Copy out all of the material, matching it word for word.

[Entries taken from a collection]
+++++
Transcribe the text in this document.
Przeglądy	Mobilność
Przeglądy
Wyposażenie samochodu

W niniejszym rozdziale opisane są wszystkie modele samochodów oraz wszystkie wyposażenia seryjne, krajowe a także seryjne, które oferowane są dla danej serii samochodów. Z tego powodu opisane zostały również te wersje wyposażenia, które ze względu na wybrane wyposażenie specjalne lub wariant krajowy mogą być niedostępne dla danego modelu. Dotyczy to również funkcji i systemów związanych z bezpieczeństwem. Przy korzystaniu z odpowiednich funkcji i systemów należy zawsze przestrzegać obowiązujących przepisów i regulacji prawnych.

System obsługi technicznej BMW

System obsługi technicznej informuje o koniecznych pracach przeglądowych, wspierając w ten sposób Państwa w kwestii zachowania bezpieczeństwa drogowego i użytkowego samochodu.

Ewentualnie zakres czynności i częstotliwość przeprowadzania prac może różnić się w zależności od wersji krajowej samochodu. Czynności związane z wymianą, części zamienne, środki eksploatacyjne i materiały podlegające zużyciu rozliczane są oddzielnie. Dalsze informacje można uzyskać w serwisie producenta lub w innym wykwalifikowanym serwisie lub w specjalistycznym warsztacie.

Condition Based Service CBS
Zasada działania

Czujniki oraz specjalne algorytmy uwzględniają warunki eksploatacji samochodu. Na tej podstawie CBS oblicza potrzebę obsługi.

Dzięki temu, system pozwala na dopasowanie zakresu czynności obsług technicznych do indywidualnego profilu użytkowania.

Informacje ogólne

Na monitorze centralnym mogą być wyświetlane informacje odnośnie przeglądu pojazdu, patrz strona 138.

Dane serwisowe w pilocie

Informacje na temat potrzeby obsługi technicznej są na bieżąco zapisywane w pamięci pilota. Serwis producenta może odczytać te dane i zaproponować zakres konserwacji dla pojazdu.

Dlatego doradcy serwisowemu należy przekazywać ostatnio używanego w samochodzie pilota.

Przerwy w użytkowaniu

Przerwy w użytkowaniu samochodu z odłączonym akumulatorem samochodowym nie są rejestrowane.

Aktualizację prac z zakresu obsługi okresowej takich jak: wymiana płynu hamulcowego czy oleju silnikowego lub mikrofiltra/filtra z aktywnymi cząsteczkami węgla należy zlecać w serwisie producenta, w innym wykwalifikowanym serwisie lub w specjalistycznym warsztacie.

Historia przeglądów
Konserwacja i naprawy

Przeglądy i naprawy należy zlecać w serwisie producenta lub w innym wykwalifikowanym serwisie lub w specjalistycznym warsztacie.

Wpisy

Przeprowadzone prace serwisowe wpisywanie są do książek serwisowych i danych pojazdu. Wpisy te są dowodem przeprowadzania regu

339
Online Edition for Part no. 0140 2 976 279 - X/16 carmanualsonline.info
+++++
» TASK OUTPUT:
Transcribe the text in this document.
Przeglądy	Mobilność
Przeglądy
Wyposażenie samochodu

W niniejszym rozdziale opisane są wszystkie modele samochodów oraz wszystkie wyposażenia seryjne, krajowe a także seryjne, które oferowane są dla danej serii samochodów. Z tego powodu opisane zostały również te wersje wyposażenia, które ze względu na wybrane wyposażenie specjalne lub wariant krajowy mogą być niedostępne dla danego modelu. Dotyczy to również funkcji i systemów związanych z bezpieczeństwem. Przy korzystaniu z odpowiednich funkcji i systemów należy zawsze przestrzegać obowiązujących przepisów i regulacji prawnych.

System obsługi technicznej BMW

System obsługi technicznej informuje o koniecznych pracach przeglądowych, wspierając w ten sposób Państwa w kwestii zachowania bezpieczeństwa drogowego i użytkowego samochodu.

Ewentualnie zakres czynności i częstotliwość przeprowadzania prac może różnić się w zależności od wersji krajowej samochodu. Czynności związane z wymianą, części zamienne, środki eksploatacyjne i materiały podlegające zużyciu rozliczane są oddzielnie. Dalsze informacje można uzyskać w serwisie producenta lub w innym wykwalifikowanym serwisie lub w specjalistycznym warsztacie.

Condition Based Service CBS
Zasada działania

Czujniki oraz specjalne algorytmy uwzględniają warunki eksploatacji samochodu. Na tej podstawie CBS oblicza potrzebę obsługi.

Dzięki temu, system pozwala na dopasowanie zakresu czynności obsług technicznych do indywidualnego profilu użytkowania.

Informacje ogólne

Na monitorze centralnym mogą być wyświetlane informacje odnośnie przeglądu pojazdu, patrz strona 138.

Dane serwisowe w pilocie

Informacje na temat potrzeby obsługi technicznej są na bieżąco zapisywane w pamięci pilota. Serwis producenta może odczytać te dane i zaproponować zakres konserwacji dla pojazdu.

Dlatego doradcy serwisowemu należy przekazywać ostatnio używanego w samochodzie pilota.

Przerwy w użytkowaniu

Przerwy w użytkowaniu samochodu z odłączonym akumulatorem samochodowym nie są rejestrowane.

Aktualizację prac z zakresu obsługi okresowej takich jak: wymiana płynu hamulcowego czy oleju silnikowego lub mikrofiltra/filtra z aktywnymi cząsteczkami węgla należy zlecać w serwisie producenta, w innym wykwalifikowanym serwisie lub w specjalistycznym warsztacie.

Historia przeglądów
Konserwacja i naprawy

Przeglądy i naprawy należy zlecać w serwisie producenta lub w innym wykwalifikowanym serwisie lub w specjalistycznym warsztacie.

Wpisy

Przeprowadzone prace serwisowe wpisywanie są do książek serwisowych i danych pojazdu. Wpisy te są dowodem przeprowadzania regu

339
Online Edition for Part no. 0140 2 976 279 - X/16 carmanualsonline.info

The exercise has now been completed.